▸ EXTRAIT DU TEXTE
◇ ◇ ◇ ◇

Bach et création contemporaine : une fresque cosmogonique à l’Orgelpark

par

Trevor Grahl (*1984) : Of Ancient Days. Johann Sebastian Bach (1685-1750) : Sei gregrüsset, Jesu gütig BWV 768. Trevor Grahl, Francesca Ajossa, orgues Utopa et Sauer de l’Orgelpark d’Amsterdam. Janvier 2023. Livret en anglais, néerlandais. TT 54’00. Cobra Records 0089

L’Orgelpark d’Amsterdam abrite plusieurs instruments qui reflètent différentes esthétiques, correspondant aux principales écoles de l’histoire de la facture européenne. Comme son nom le suggère, l’Utopa Barockorgel, inauguré en mars 2018 et dérivé du Hildebrandt de la Wenzelskirche de Naumburg (1746), permet l’interprétation du répertoire germanique du XVIIIe siècle. Quant à lui, le Sauer construit pour le compte de cette firme par Karl Ruther en 1922 s’avère propice au répertoire post-romantique et symphonique allemand. Outre leur propre console, un dispositif numérique permet de conjoindre les ressources de ces deux buffets et d’en tirer de vastes effets acoustiques, contrôlées par informatique, dont les possibilités sont détaillées sur ce guide d’interface (en anglais) et cet autre tutoriel (en néerlandais).

Cet « hyperorgue » à réalité augmentée alimente la fresque que nous entendons en ce disque, conçue par Trevor Grahl, natif de l’Ontario, qui étudia à la McGill University, à l’Université de Californie, et au Conservatoire d’Amsterdam. Il enseigne au Conservatoire de La Haye et exerce comme assistant artistique à l’Orgelpark. Baptisée « Des jours anciens », cette épopée renvoie au fondement du récit de l’Ancient Testament et plus particulièrement à la création du monde relatée dans le Livre de la Genèse, quand Dieu extirpe l’univers des ténèbres. Un CD de Loïc Mallié et Karsten Dobers (Ad perpetuam memoriam, Hortus, 2021), lui-aussi enregistré à l’Orgelpark, avait déjà entrecroisé le Cantor avec la veine moderne et d’aujourd’hui. Le présent disque va plus loin en instaurant une double-dialectique qui structure ce programme : alternance nocturne et diurne, et dialogue entre l’imaginaire de Trevor Grahl et le Sei gregrüsset, Jesu gütig de Johann Sebastian Bach. Ce recueil est joué sur l’orgue baroque du lieu par la jeune et talentueuse Francesca Ajossa, que nous avions saluée pour son remarquable album consacré à l’orgue de Sardaigne (Tactus, 2017).

◇ ◇ ◇ ◇

▸ DONNÉES AFFICHÉES
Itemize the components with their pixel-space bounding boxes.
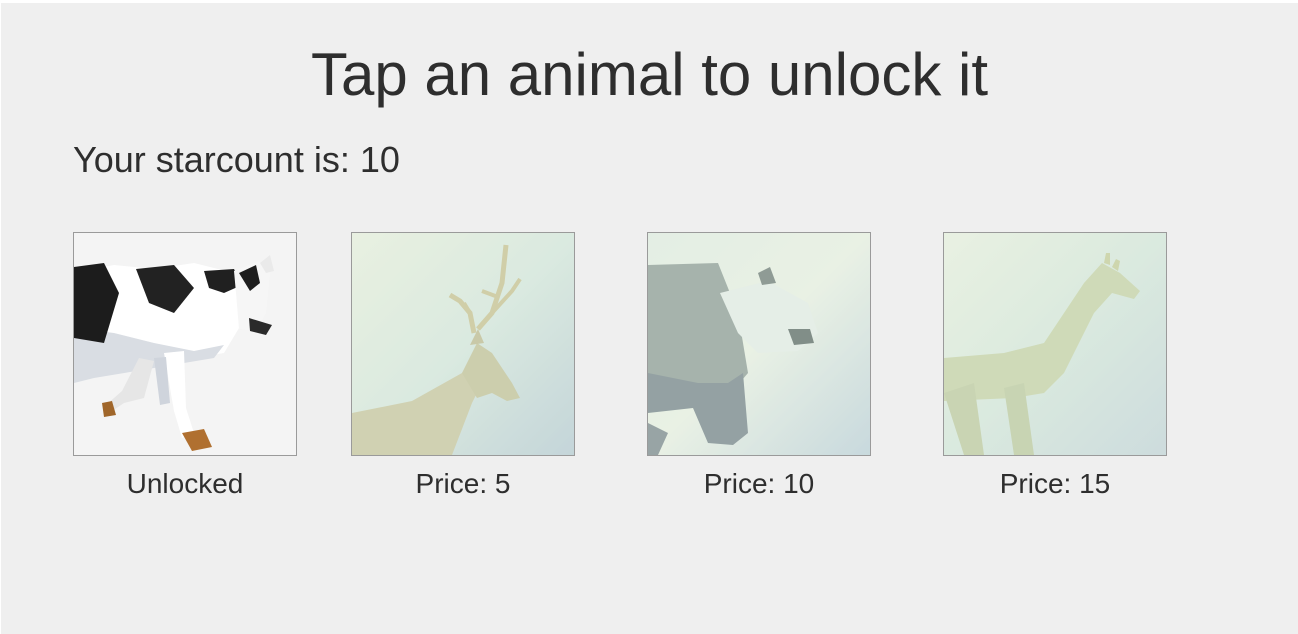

◇ ◇ ◇ ◇

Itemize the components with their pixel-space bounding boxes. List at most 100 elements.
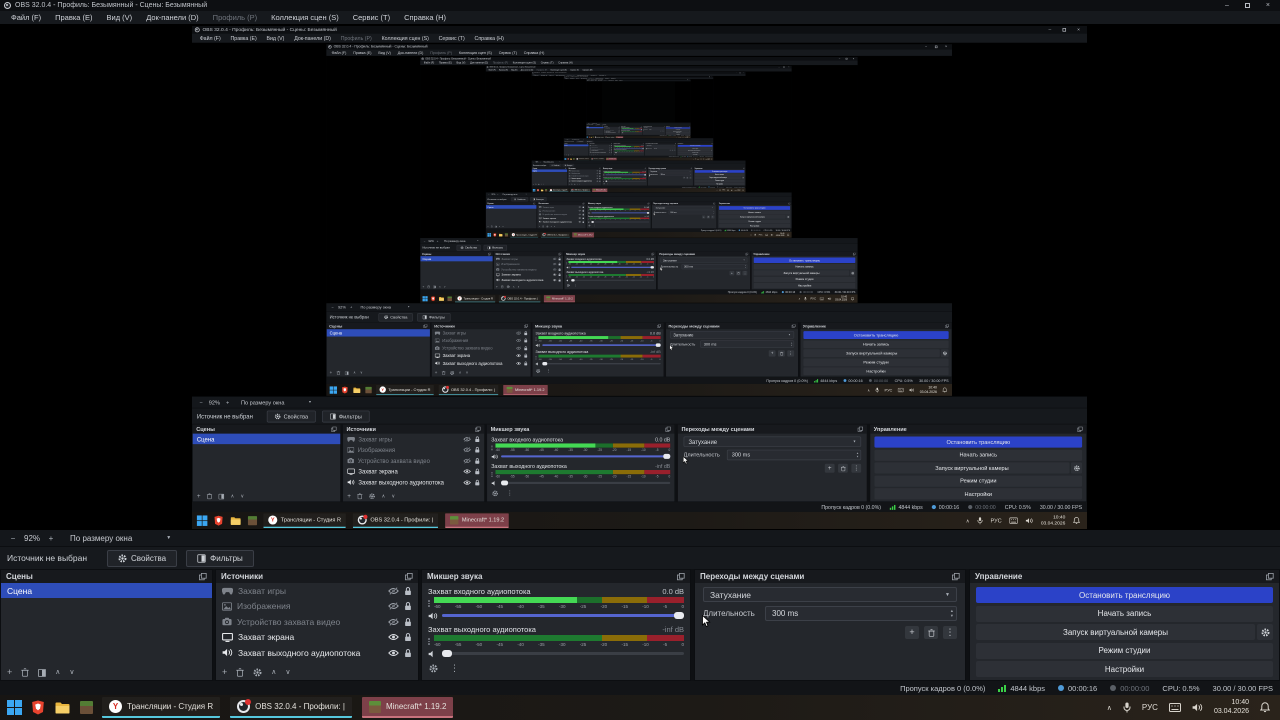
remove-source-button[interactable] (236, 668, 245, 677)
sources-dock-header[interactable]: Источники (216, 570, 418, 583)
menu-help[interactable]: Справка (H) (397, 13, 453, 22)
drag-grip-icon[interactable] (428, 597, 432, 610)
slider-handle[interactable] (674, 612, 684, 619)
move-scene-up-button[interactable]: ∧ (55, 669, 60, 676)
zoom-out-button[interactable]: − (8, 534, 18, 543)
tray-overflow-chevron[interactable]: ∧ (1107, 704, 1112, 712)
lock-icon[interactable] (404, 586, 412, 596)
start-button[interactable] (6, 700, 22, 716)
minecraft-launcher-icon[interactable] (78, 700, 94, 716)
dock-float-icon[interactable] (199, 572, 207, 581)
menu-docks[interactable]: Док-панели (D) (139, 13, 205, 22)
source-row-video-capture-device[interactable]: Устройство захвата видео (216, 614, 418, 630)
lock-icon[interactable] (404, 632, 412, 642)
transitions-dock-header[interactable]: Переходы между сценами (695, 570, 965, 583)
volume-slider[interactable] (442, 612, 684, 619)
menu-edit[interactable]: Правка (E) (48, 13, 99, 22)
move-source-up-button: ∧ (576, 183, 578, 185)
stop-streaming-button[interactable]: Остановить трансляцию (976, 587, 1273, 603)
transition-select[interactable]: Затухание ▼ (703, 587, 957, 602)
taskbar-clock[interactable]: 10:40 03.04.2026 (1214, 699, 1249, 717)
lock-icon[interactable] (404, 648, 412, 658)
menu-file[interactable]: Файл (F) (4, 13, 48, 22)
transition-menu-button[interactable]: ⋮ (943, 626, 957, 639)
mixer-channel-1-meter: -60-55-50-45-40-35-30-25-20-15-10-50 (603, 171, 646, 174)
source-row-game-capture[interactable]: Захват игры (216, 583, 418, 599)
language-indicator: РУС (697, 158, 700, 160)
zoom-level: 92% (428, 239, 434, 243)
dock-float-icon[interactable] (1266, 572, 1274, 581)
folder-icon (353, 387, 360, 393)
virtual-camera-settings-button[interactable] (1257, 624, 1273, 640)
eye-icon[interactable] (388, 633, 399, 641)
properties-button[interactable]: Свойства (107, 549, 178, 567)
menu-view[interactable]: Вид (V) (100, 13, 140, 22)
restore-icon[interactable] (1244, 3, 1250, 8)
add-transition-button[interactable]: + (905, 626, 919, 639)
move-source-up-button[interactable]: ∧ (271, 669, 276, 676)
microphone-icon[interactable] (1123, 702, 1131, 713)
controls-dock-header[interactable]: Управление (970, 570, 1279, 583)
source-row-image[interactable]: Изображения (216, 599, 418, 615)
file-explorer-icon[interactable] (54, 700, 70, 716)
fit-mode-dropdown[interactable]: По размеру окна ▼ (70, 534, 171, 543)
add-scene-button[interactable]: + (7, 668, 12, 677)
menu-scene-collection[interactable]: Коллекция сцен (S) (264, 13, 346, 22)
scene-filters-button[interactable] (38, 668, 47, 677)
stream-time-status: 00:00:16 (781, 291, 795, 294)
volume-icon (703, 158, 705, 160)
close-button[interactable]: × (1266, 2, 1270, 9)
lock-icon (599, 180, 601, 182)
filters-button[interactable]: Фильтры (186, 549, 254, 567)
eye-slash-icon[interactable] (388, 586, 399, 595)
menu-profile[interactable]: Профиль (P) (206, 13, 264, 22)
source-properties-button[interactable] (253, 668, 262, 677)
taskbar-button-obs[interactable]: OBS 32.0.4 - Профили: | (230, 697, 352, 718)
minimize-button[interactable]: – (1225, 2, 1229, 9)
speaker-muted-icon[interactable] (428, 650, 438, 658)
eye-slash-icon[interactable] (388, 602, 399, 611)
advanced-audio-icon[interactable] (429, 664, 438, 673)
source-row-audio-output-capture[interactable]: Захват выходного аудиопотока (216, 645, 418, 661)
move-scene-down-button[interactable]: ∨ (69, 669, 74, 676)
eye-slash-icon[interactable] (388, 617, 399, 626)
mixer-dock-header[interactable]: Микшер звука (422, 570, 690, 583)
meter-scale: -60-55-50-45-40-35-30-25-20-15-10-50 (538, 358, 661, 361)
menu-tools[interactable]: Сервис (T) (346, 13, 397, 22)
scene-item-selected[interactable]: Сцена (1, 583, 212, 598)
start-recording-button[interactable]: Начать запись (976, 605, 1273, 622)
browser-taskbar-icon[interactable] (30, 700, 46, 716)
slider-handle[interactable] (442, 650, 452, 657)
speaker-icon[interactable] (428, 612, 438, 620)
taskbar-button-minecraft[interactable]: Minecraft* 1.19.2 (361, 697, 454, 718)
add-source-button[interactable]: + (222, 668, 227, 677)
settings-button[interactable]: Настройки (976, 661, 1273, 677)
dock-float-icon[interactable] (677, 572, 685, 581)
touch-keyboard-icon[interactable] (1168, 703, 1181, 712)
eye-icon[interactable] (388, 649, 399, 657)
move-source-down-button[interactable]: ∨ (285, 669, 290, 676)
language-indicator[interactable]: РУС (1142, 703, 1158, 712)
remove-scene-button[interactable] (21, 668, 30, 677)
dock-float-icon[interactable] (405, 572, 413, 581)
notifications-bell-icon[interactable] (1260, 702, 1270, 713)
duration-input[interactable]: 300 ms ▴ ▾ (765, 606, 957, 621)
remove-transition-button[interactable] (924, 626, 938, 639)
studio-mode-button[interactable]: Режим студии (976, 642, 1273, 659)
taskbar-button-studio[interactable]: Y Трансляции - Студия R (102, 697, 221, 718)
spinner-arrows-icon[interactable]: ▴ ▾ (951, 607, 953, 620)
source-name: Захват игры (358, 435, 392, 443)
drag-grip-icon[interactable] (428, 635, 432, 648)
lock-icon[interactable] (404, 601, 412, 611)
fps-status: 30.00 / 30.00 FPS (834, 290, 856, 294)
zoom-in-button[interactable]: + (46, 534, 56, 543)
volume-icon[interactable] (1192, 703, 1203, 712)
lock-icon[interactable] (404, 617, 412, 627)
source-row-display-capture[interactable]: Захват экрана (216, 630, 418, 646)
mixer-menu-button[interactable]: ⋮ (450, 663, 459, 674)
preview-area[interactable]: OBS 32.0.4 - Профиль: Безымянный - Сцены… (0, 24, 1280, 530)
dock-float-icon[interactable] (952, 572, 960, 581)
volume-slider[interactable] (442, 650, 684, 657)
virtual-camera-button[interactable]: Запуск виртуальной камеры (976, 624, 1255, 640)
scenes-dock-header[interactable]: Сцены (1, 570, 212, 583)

◇ ◇ ◇ ◇

▸ TRAVAIL À FAIRE
[1] D'après l'extrait sur l'Orgelpark, quand l'Utopa Barockorgel a-t-il été inauguré ?
[2] Poursuivez l'extrait sur l'Orgelpark et le disque de Trevor Grahl après sa dernière phrase.
La liste ne joue ici aucun rôle.

▸ EXERCICES CORRIGÉS
[1] En mars 2018.

[2]
Cliquetis à nu des aimants, vents qui se lèvent de partout par le souffle indifférencié des tuyaux, saturant l’espace sonore et l’empire des temps primordiaux, précèdent l’introduction de la Choralpartita puis le Fiat Lux où l’auteur nous livre sa première réflexion sur l’entreprise divine. L’intelligent livret de John Fallas détaille chaque étape de cette trajectoire dramatique en six jours et six nuits, qui se conclut par l’apparition de l’humanité. Soulignant quelques paradoxes narraturgiques, à rebours de la chronologie : ce tribut d’ingénierie contemporaine ne préexisterait-il pas à l’œuvre de Bach, comme un fonds la rendant possible ?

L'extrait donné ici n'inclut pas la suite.